CHALLENGE
Every line of the listing must be reproduced as it stands. Leave the images behind.

RAW RECORDS
Start

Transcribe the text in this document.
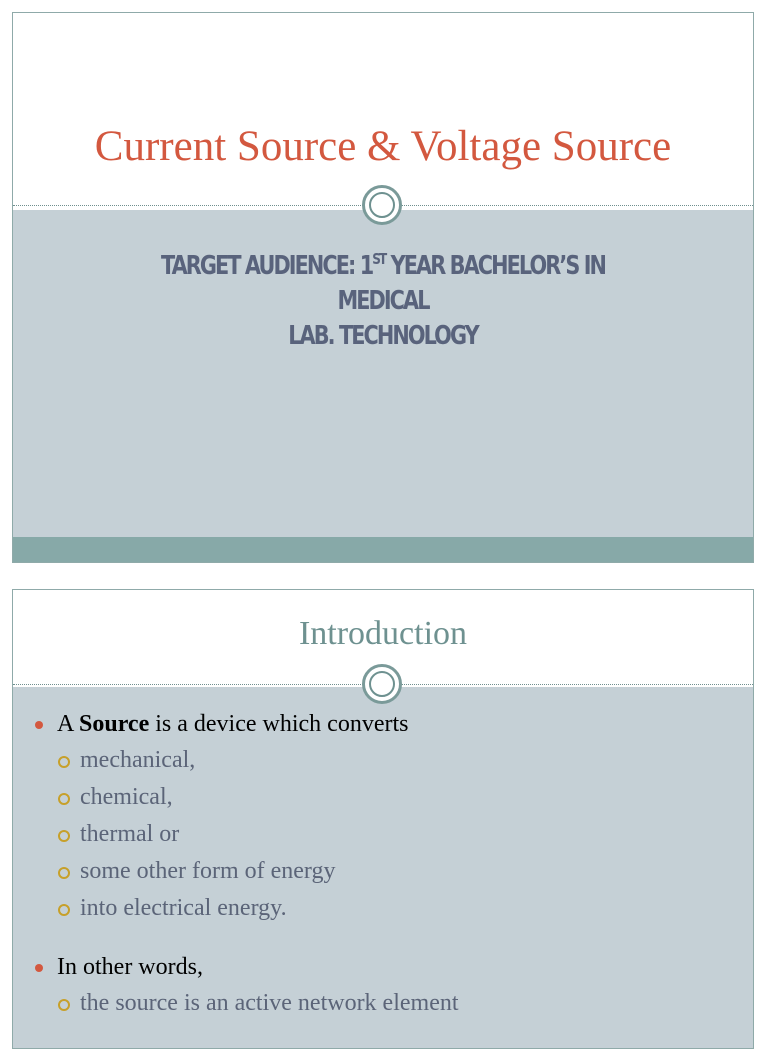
Current Source & Voltage Source

TARGET AUDIENCE: 1ST YEAR BACHELOR’S IN MEDICAL
LAB. TECHNOLOGY

Introduction
A Source is a device which converts
mechanical,
chemical,
thermal or
some other form of energy
into electrical energy.
In other words,
the source is an active network element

End

EXERCISE RESPONSE
Transcribe the text in this document.
Current Source & Voltage Source

TARGET AUDIENCE: 1ST YEAR BACHELOR’S IN MEDICAL
LAB. TECHNOLOGY

Introduction
A Source is a device which converts
mechanical,
chemical,
thermal or
some other form of energy
into electrical energy.
In other words,
the source is an active network element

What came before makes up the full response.